Transcribe the entries that follow exactly as they appear, minus pictures.

Stored records:
-- start --

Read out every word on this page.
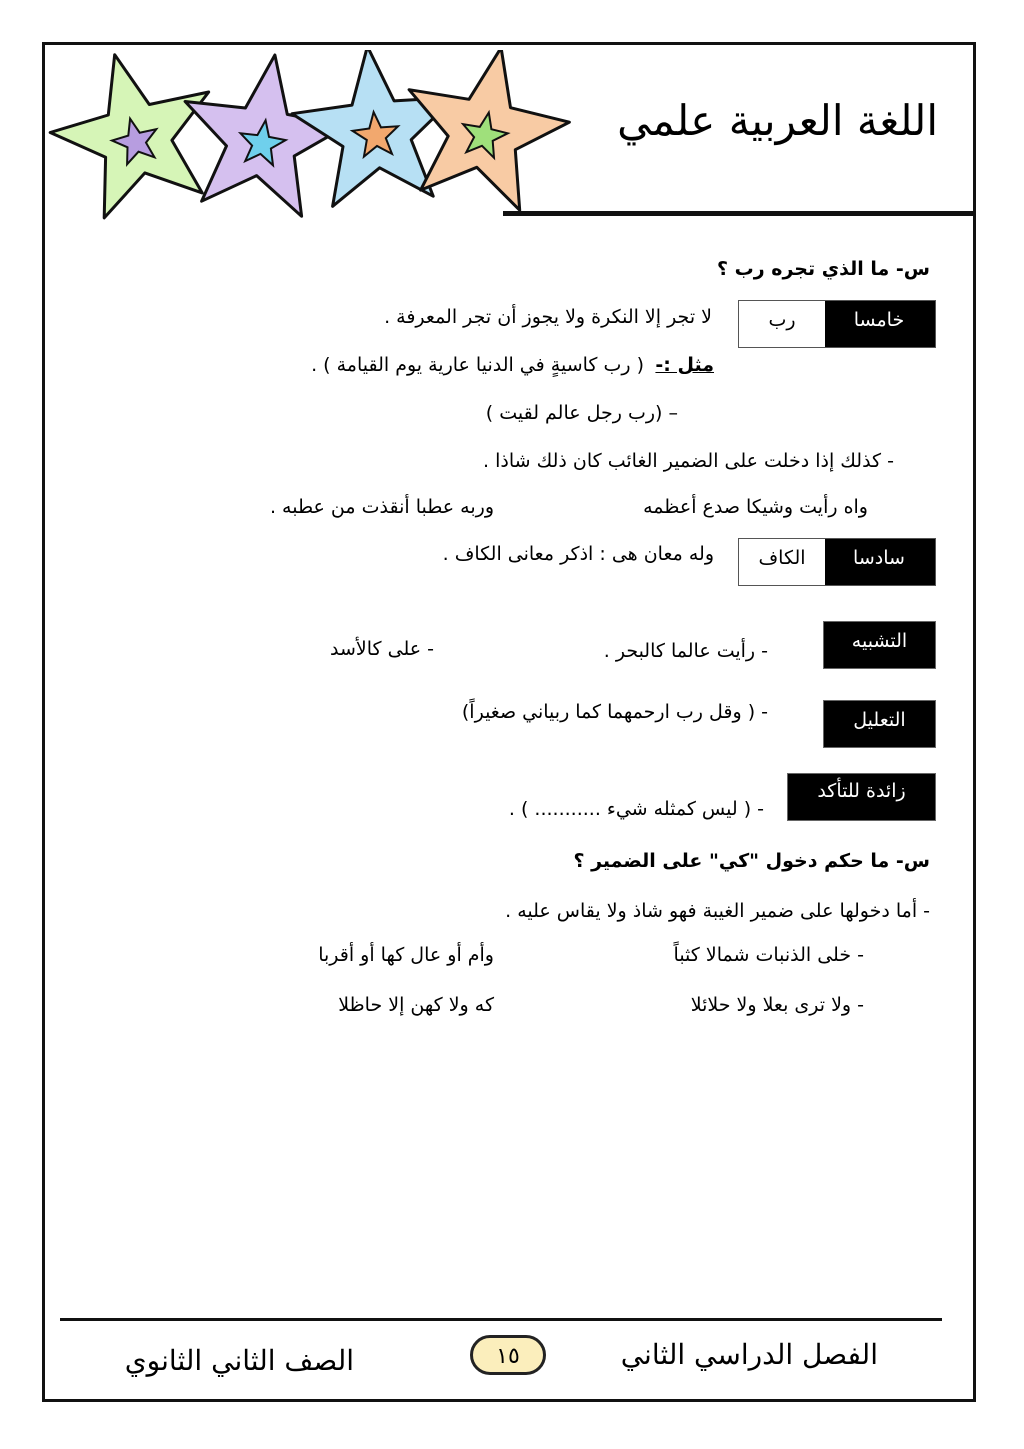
اللغة العربية علمي
س- ما الذي تجره رب ؟
خامسا
رب
لا تجر إلا النكرة ولا يجوز أن تجر المعرفة .
مثل :-
( رب كاسيةٍ في الدنيا عارية يوم القيامة ) .
– (رب رجل عالم لقيت )
- كذلك إذا دخلت على الضمير الغائب كان ذلك شاذا .
واه رأيت وشيكا صدع أعظمه
وربه عطبا أنقذت من عطبه .
سادسا
الكاف
وله معان هى : اذكر معانى الكاف .
التشبيه
- رأيت عالما كالبحر .
- على كالأسد
التعليل
- ( وقل رب ارحمهما كما ربياني صغيراً)
زائدة للتأكد
- ( ليس كمثله شيء ........... ) .
س- ما حكم دخول "كي" على الضمير ؟
- أما دخولها على ضمير الغيبة فهو شاذ ولا يقاس عليه .
- خلى الذنبات شمالا كثباً
وأم أو عال كها أو أقربا
- ولا ترى بعلا ولا حلائلا
كه ولا كهن إلا حاظلا
الفصل الدراسي الثاني
١٥
الصف الثاني الثانوي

-- end --

> [Complete response]
Read out every word on this page.
اللغة العربية علمي
س- ما الذي تجره رب ؟
خامسا
رب
لا تجر إلا النكرة ولا يجوز أن تجر المعرفة .
مثل :-
( رب كاسيةٍ في الدنيا عارية يوم القيامة ) .
– (رب رجل عالم لقيت )
- كذلك إذا دخلت على الضمير الغائب كان ذلك شاذا .
واه رأيت وشيكا صدع أعظمه
وربه عطبا أنقذت من عطبه .
سادسا
الكاف
وله معان هى : اذكر معانى الكاف .
التشبيه
- رأيت عالما كالبحر .
- على كالأسد
التعليل
- ( وقل رب ارحمهما كما ربياني صغيراً)
زائدة للتأكد
- ( ليس كمثله شيء ........... ) .
س- ما حكم دخول "كي" على الضمير ؟
- أما دخولها على ضمير الغيبة فهو شاذ ولا يقاس عليه .
- خلى الذنبات شمالا كثباً
وأم أو عال كها أو أقربا
- ولا ترى بعلا ولا حلائلا
كه ولا كهن إلا حاظلا
الفصل الدراسي الثاني
١٥
الصف الثاني الثانوي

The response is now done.